*TASK TO CARRY OUT*.
Where in the data below does the word "Graham" appear? Copy every line that has it.

(EXCERPTED RECORDS begins)

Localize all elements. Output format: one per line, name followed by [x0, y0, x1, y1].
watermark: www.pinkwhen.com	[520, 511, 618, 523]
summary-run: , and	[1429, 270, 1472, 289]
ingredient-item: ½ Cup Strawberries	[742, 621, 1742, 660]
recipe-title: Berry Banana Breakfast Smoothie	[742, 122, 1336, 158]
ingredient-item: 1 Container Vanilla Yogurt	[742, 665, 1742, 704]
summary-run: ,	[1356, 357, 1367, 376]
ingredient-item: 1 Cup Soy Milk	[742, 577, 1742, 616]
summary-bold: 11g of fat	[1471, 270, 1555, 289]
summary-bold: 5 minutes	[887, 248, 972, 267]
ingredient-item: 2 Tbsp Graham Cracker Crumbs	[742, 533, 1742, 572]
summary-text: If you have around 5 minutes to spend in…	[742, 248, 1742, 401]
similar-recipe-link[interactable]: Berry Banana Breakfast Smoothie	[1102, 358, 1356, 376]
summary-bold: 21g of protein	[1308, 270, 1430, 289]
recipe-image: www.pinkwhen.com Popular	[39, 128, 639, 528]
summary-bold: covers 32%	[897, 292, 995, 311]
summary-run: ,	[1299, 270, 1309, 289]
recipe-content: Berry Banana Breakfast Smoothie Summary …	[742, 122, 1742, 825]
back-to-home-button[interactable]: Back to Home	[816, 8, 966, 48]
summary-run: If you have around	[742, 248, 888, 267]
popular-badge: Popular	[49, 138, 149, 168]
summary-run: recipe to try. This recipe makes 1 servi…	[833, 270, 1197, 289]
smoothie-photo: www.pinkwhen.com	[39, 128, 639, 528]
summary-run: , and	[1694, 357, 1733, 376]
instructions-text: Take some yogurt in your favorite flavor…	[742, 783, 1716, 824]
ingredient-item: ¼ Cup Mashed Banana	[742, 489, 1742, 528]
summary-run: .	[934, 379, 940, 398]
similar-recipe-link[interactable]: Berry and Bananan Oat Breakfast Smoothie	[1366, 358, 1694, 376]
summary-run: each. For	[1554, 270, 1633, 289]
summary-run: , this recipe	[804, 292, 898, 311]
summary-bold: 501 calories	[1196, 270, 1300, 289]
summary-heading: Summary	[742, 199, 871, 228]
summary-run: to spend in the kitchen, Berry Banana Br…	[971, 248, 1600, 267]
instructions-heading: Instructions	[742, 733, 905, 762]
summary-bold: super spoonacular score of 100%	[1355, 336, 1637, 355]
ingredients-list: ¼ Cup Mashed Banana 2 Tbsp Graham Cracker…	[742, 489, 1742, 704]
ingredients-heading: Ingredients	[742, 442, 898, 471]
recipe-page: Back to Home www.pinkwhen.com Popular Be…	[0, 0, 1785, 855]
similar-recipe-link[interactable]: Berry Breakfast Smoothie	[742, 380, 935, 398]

(EXCERPTED RECORDS ends)

*RESULT OF THE TASK*.
ingredient-item: 2 Tbsp Graham Cracker Crumbs	[742, 533, 1742, 572]
ingredients-list: ¼ Cup Mashed Banana 2 Tbsp Graham Cracker…	[742, 489, 1742, 704]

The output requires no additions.